**DIRECTIONS**. Gather, from the data below, each line in which the word "title" occurs.

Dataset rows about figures
###

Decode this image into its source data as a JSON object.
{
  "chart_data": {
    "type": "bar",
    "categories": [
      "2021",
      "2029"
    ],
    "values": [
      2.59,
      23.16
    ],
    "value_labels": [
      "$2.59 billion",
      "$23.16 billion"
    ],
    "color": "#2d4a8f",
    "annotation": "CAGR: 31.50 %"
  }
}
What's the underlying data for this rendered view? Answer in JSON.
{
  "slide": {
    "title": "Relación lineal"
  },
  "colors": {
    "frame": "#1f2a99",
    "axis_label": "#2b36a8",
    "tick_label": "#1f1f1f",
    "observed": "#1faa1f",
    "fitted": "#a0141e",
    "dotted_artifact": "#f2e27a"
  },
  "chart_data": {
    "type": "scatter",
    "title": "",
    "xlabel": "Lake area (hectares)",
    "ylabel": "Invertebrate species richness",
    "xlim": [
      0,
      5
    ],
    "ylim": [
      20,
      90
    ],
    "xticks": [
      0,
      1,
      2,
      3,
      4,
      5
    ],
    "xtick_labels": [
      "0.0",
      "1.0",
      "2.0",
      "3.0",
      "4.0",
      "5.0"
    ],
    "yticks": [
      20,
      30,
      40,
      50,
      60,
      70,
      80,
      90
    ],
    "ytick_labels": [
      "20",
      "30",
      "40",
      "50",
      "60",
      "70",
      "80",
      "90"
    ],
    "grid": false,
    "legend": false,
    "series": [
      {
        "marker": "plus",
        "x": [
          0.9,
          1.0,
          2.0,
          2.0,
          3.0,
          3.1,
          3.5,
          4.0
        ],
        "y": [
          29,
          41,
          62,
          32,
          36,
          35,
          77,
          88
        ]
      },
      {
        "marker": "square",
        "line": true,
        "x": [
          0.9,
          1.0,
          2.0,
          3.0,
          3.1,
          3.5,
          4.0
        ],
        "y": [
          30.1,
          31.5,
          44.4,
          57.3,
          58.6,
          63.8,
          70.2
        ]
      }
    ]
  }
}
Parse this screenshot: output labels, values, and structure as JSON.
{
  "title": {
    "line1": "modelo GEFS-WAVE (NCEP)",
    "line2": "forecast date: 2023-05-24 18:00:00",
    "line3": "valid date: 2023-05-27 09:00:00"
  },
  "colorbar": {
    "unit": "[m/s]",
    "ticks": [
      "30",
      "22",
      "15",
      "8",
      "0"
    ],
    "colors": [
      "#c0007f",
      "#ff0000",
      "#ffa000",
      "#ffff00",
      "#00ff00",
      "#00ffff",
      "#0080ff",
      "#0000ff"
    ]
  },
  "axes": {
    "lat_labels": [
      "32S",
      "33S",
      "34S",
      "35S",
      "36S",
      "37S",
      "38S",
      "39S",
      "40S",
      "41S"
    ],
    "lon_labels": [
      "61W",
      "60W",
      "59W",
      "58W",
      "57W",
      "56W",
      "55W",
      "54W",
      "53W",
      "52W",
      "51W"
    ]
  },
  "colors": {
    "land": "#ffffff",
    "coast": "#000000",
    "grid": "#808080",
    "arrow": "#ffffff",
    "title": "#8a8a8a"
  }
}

###

**SOLUTION TO THE PROBLEM**.
    "title": "Relación lineal"
    "title": "",
  "title": {
    "title": "#8a8a8a"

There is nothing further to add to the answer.